▶ **Work to be completed**
Extract all data as written.

** BEGIN Data shown **

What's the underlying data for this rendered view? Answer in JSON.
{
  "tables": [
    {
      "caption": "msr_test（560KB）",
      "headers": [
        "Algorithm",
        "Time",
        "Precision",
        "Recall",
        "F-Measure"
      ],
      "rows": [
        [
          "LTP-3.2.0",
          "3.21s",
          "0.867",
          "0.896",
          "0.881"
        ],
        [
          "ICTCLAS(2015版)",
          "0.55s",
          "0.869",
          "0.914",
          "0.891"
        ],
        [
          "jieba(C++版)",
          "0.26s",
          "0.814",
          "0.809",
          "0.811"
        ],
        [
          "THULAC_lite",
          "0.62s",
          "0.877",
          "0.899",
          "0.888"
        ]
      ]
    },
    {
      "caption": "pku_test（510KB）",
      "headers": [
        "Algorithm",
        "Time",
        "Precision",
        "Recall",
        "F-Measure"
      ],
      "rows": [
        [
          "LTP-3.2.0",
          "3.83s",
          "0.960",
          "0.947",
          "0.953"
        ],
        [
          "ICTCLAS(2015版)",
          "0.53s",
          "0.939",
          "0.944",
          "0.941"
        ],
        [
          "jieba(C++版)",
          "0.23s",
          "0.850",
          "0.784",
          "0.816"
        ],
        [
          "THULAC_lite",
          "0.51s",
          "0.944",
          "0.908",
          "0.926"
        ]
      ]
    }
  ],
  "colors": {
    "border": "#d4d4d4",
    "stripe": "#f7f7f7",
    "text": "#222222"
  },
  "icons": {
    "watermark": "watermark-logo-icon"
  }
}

** END Data shown **

▶ **Task response**
What's the underlying data for this rendered view? Answer in JSON.
{
  "tables": [
    {
      "caption": "msr_test（560KB）",
      "headers": [
        "Algorithm",
        "Time",
        "Precision",
        "Recall",
        "F-Measure"
      ],
      "rows": [
        [
          "LTP-3.2.0",
          "3.21s",
          "0.867",
          "0.896",
          "0.881"
        ],
        [
          "ICTCLAS(2015版)",
          "0.55s",
          "0.869",
          "0.914",
          "0.891"
        ],
        [
          "jieba(C++版)",
          "0.26s",
          "0.814",
          "0.809",
          "0.811"
        ],
        [
          "THULAC_lite",
          "0.62s",
          "0.877",
          "0.899",
          "0.888"
        ]
      ]
    },
    {
      "caption": "pku_test（510KB）",
      "headers": [
        "Algorithm",
        "Time",
        "Precision",
        "Recall",
        "F-Measure"
      ],
      "rows": [
        [
          "LTP-3.2.0",
          "3.83s",
          "0.960",
          "0.947",
          "0.953"
        ],
        [
          "ICTCLAS(2015版)",
          "0.53s",
          "0.939",
          "0.944",
          "0.941"
        ],
        [
          "jieba(C++版)",
          "0.23s",
          "0.850",
          "0.784",
          "0.816"
        ],
        [
          "THULAC_lite",
          "0.51s",
          "0.944",
          "0.908",
          "0.926"
        ]
      ]
    }
  ],
  "colors": {
    "border": "#d4d4d4",
    "stripe": "#f7f7f7",
    "text": "#222222"
  },
  "icons": {
    "watermark": "watermark-logo-icon"
  }
}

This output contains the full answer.